## [Material provided]
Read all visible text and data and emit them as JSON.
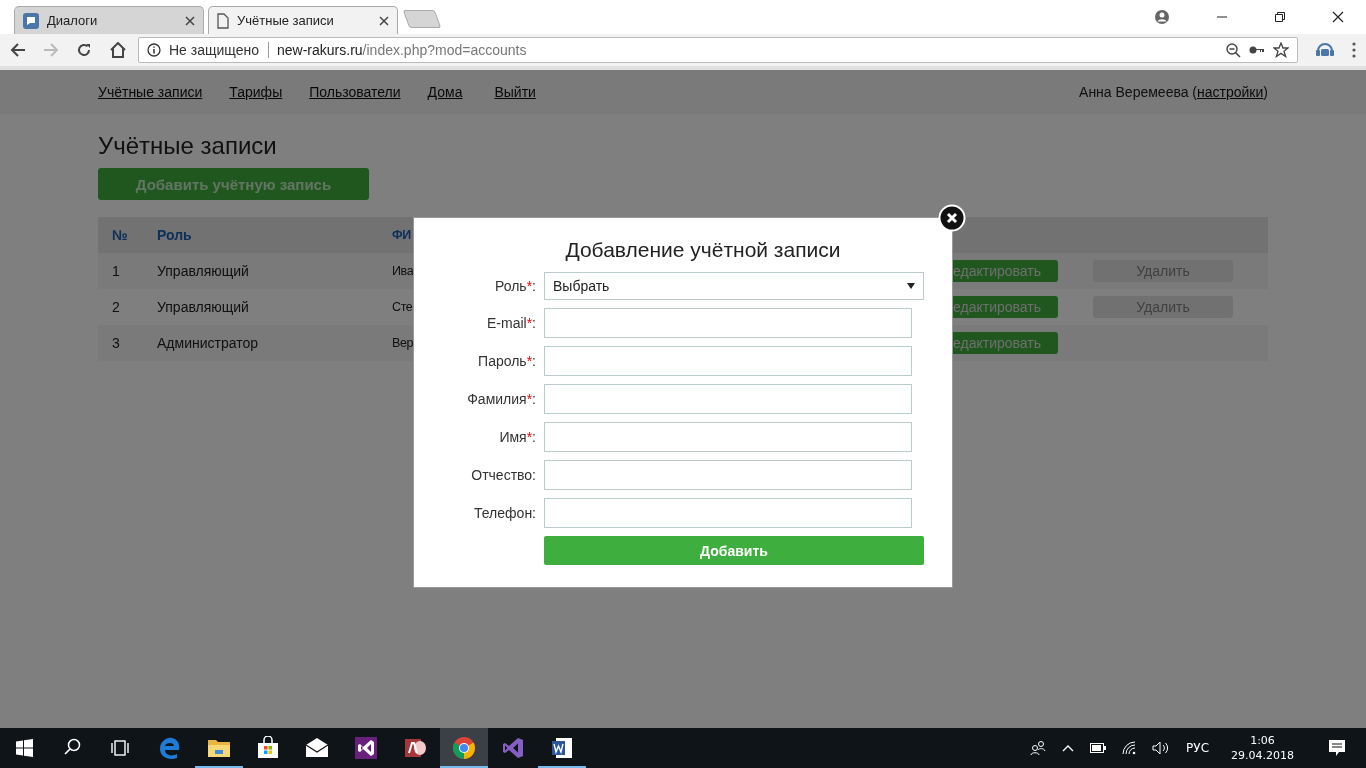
{
  "browser": {
    "tabs": [
      {
        "title": "Диалоги",
        "kind": "chat",
        "selected": false
      },
      {
        "title": "Учётные записи",
        "kind": "page",
        "selected": true
      }
    ],
    "address": {
      "security": "Не защищено",
      "host": "new-rakurs.ru",
      "path": "/index.php?mod=accounts"
    }
  },
  "nav": {
    "links": [
      "Учётные записи",
      "Тарифы",
      "Пользователи",
      "Дома",
      "Выйти"
    ],
    "user": {
      "name": "Анна Веремеева (",
      "link": "настройки",
      "end": ")"
    }
  },
  "page": {
    "title": "Учётные записи",
    "add_button": "Добавить учётную запись",
    "table": {
      "columns": [
        "№",
        "Роль",
        "ФИ"
      ],
      "rows": [
        {
          "number": "1",
          "role": "Управляющий",
          "name": "Ива",
          "edit": "едактировать",
          "delete": "Удалить"
        },
        {
          "number": "2",
          "role": "Управляющий",
          "name": "Сте",
          "edit": "едактировать",
          "delete": "Удалить"
        },
        {
          "number": "3",
          "role": "Администратор",
          "name": "Вер",
          "edit": "едактировать"
        }
      ]
    }
  },
  "dialog": {
    "title": "Добавление учётной записи",
    "fields": [
      {
        "kind": "select",
        "label": "Роль",
        "required_mark": "*",
        "label_end": ":",
        "value": "Выбрать"
      },
      {
        "kind": "input",
        "label": "E-mail",
        "required_mark": "*",
        "label_end": ":"
      },
      {
        "kind": "input",
        "label": "Пароль",
        "required_mark": "*",
        "label_end": ":"
      },
      {
        "kind": "input",
        "label": "Фамилия",
        "required_mark": "*",
        "label_end": ":"
      },
      {
        "kind": "input",
        "label": "Имя",
        "required_mark": "*",
        "label_end": ":"
      },
      {
        "kind": "input",
        "label": "Отчество:"
      },
      {
        "kind": "input",
        "label": "Телефон:"
      }
    ],
    "submit": "Добавить"
  },
  "taskbar": {
    "apps": [
      {
        "kind": "edge",
        "open": false,
        "selected": false
      },
      {
        "kind": "explorer",
        "open": true,
        "selected": false
      },
      {
        "kind": "store",
        "open": false,
        "selected": false
      },
      {
        "kind": "mail",
        "open": false,
        "selected": false
      },
      {
        "kind": "vs",
        "open": false,
        "selected": false
      },
      {
        "kind": "access",
        "open": false,
        "selected": false
      },
      {
        "kind": "chrome",
        "open": true,
        "selected": true
      },
      {
        "kind": "vs2",
        "open": false,
        "selected": false
      },
      {
        "kind": "word",
        "open": true,
        "selected": false
      }
    ],
    "language": "РУС",
    "time": "1:06",
    "date": "29.04.2018"
  }
}
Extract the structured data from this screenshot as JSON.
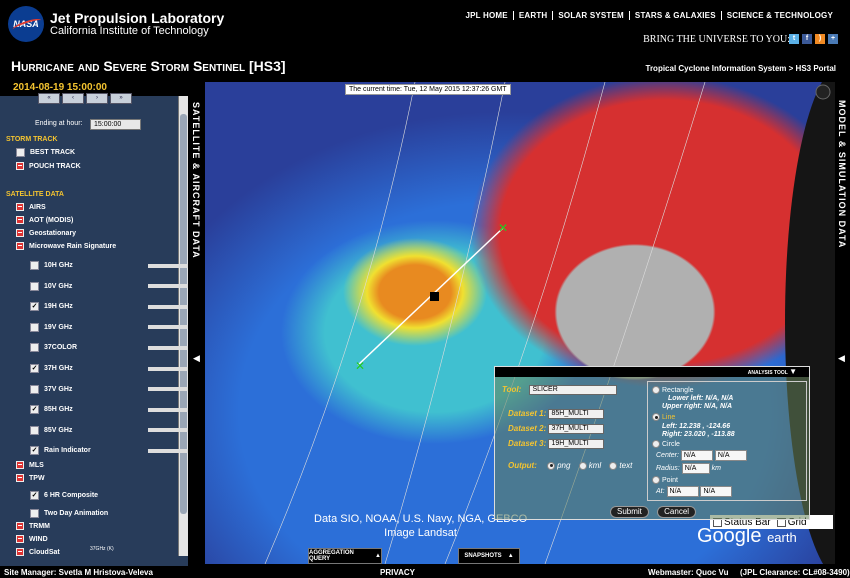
{
  "header": {
    "logo": "NASA",
    "lab_name": "Jet Propulsion Laboratory",
    "lab_sub": "California Institute of Technology",
    "nav": [
      "JPL HOME",
      "EARTH",
      "SOLAR SYSTEM",
      "STARS & GALAXIES",
      "SCIENCE & TECHNOLOGY"
    ],
    "bring": "BRING THE UNIVERSE TO YOU:",
    "social_icons": [
      "twitter-icon",
      "facebook-icon",
      "rss-icon",
      "share-icon"
    ],
    "title": "Hurricane and Severe Storm Sentinel [HS3]",
    "breadcrumb": "Tropical Cyclone Information System > HS3 Portal"
  },
  "viewer": {
    "current_date": "2014-08-19 15:00:00",
    "globe_time": "The current time: Tue, 12 May 2015 12:37:26 GMT",
    "credit_line1": "Data SIO, NOAA, U.S. Navy, NGA, GEBCO",
    "credit_line2": "Image Landsat",
    "google": "Google",
    "earth": "earth",
    "status_bar": "Status Bar",
    "grid": "Grid",
    "aggregation": "AGGREGATION QUERY",
    "snapshots": "SNAPSHOTS"
  },
  "left_panel": {
    "tab_label": "SATELLITE & AIRCRAFT DATA",
    "ending_label": "Ending at hour:",
    "ending_value": "15:00:00",
    "storm_track": "STORM TRACK",
    "best_track": "BEST TRACK",
    "pouch_track": "POUCH TRACK",
    "satellite_data": "SATELLITE DATA",
    "airs": "AIRS",
    "aot": "AOT (MODIS)",
    "geo": "Geostationary",
    "mrs": "Microwave Rain Signature",
    "channels": [
      {
        "label": "10H GHz",
        "checked": false
      },
      {
        "label": "10V GHz",
        "checked": false
      },
      {
        "label": "19H GHz",
        "checked": true
      },
      {
        "label": "19V GHz",
        "checked": false
      },
      {
        "label": "37COLOR",
        "checked": false
      },
      {
        "label": "37H GHz",
        "checked": true
      },
      {
        "label": "37V GHz",
        "checked": false
      },
      {
        "label": "85H GHz",
        "checked": true
      },
      {
        "label": "85V GHz",
        "checked": false
      },
      {
        "label": "Rain Indicator",
        "checked": true
      }
    ],
    "mls": "MLS",
    "tpw": "TPW",
    "composite": "6 HR Composite",
    "animation": "Two Day Animation",
    "trmm": "TRMM",
    "wind": "WIND",
    "cloudsat": "CloudSat",
    "cloudsat_sub": "37GHz (K)"
  },
  "right_panel": {
    "tab_label": "MODEL & SIMULATION DATA"
  },
  "analysis_tool": {
    "header": "ANALYSIS TOOL",
    "tool_label": "Tool:",
    "tool_value": "SLICER",
    "dataset1_label": "Dataset 1:",
    "dataset1": "85H_MULTI",
    "dataset2_label": "Dataset 2:",
    "dataset2": "37H_MULTI",
    "dataset3_label": "Dataset 3:",
    "dataset3": "19H_MULTI",
    "output_label": "Output:",
    "out_png": "png",
    "out_kml": "kml",
    "out_text": "text",
    "rectangle": "Rectangle",
    "rect_lower": "Lower left: N/A, N/A",
    "rect_upper": "Upper right: N/A, N/A",
    "line": "Line",
    "line_left": "Left: 12.238 , -124.66",
    "line_right": "Right: 23.020 , -113.88",
    "circle": "Circle",
    "center_label": "Center:",
    "center_lat": "N/A",
    "center_lon": "N/A",
    "radius_label": "Radius:",
    "radius_value": "N/A",
    "radius_unit": "km",
    "point": "Point",
    "at_label": "At:",
    "at_lat": "N/A",
    "at_lon": "N/A",
    "submit": "Submit",
    "cancel": "Cancel"
  },
  "footer": {
    "site_manager": "Site Manager:  Svetla M Hristova-Veleva",
    "privacy": "PRIVACY",
    "webmaster": "Webmaster:  Quoc Vu",
    "clearance": "(JPL Clearance:  CL#08-3490)"
  }
}
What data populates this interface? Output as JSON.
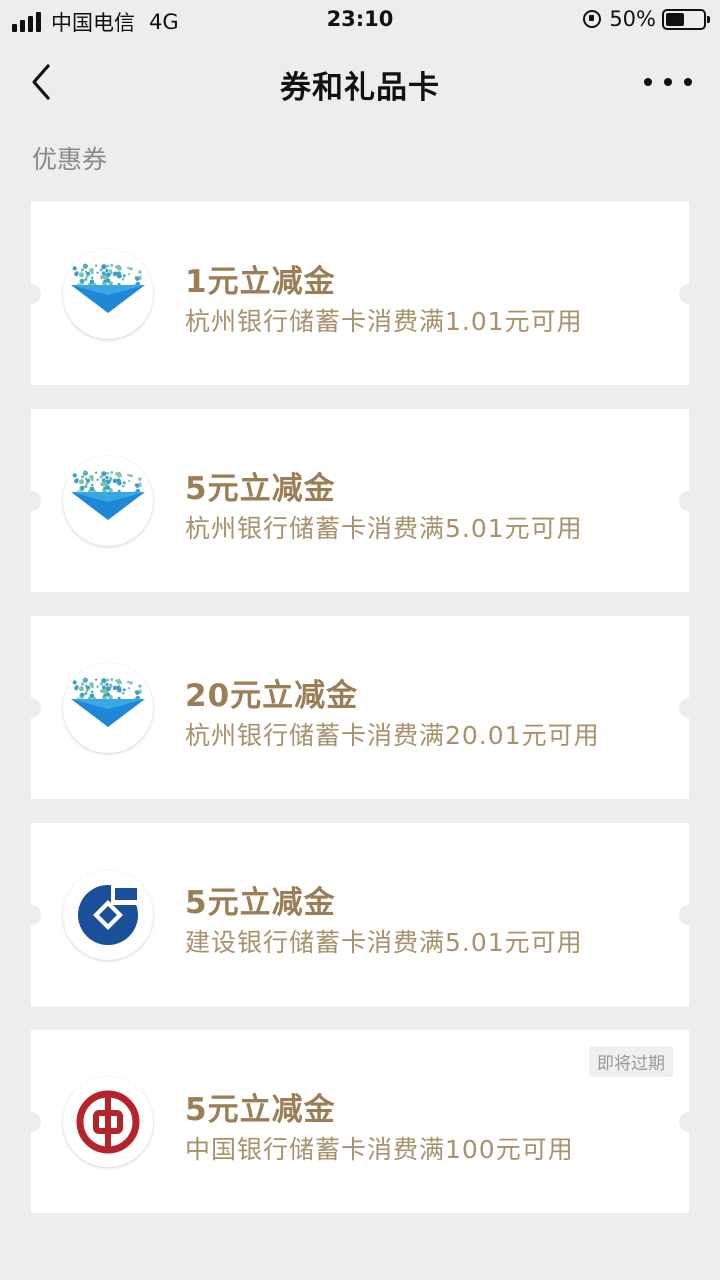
{
  "status_bar": {
    "carrier": "中国电信",
    "network": "4G",
    "time": "23:10",
    "battery": "50%",
    "battery_level": 0.5
  },
  "nav": {
    "title": "券和礼品卡"
  },
  "section": {
    "title": "优惠券"
  },
  "coupons": [
    {
      "title": "1元立减金",
      "desc": "杭州银行储蓄卡消费满1.01元可用",
      "logo": "hangzhou-bank-logo"
    },
    {
      "title": "5元立减金",
      "desc": "杭州银行储蓄卡消费满5.01元可用",
      "logo": "hangzhou-bank-logo"
    },
    {
      "title": "20元立减金",
      "desc": "杭州银行储蓄卡消费满20.01元可用",
      "logo": "hangzhou-bank-logo"
    },
    {
      "title": "5元立减金",
      "desc": "建设银行储蓄卡消费满5.01元可用",
      "logo": "ccb-logo"
    },
    {
      "title": "5元立减金",
      "desc": "中国银行储蓄卡消费满100元可用",
      "logo": "boc-logo",
      "badge": "即将过期"
    }
  ],
  "colors": {
    "accent": "#9b7e55",
    "background": "#ededed",
    "hangzhou_blue": "#1e88d6",
    "ccb_blue": "#1a4f99",
    "boc_red": "#b5242a"
  }
}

## [Problem to work on]
Each line containing "JSON" counts once; state the total number of such lines and nothing else.

## [Reply]
3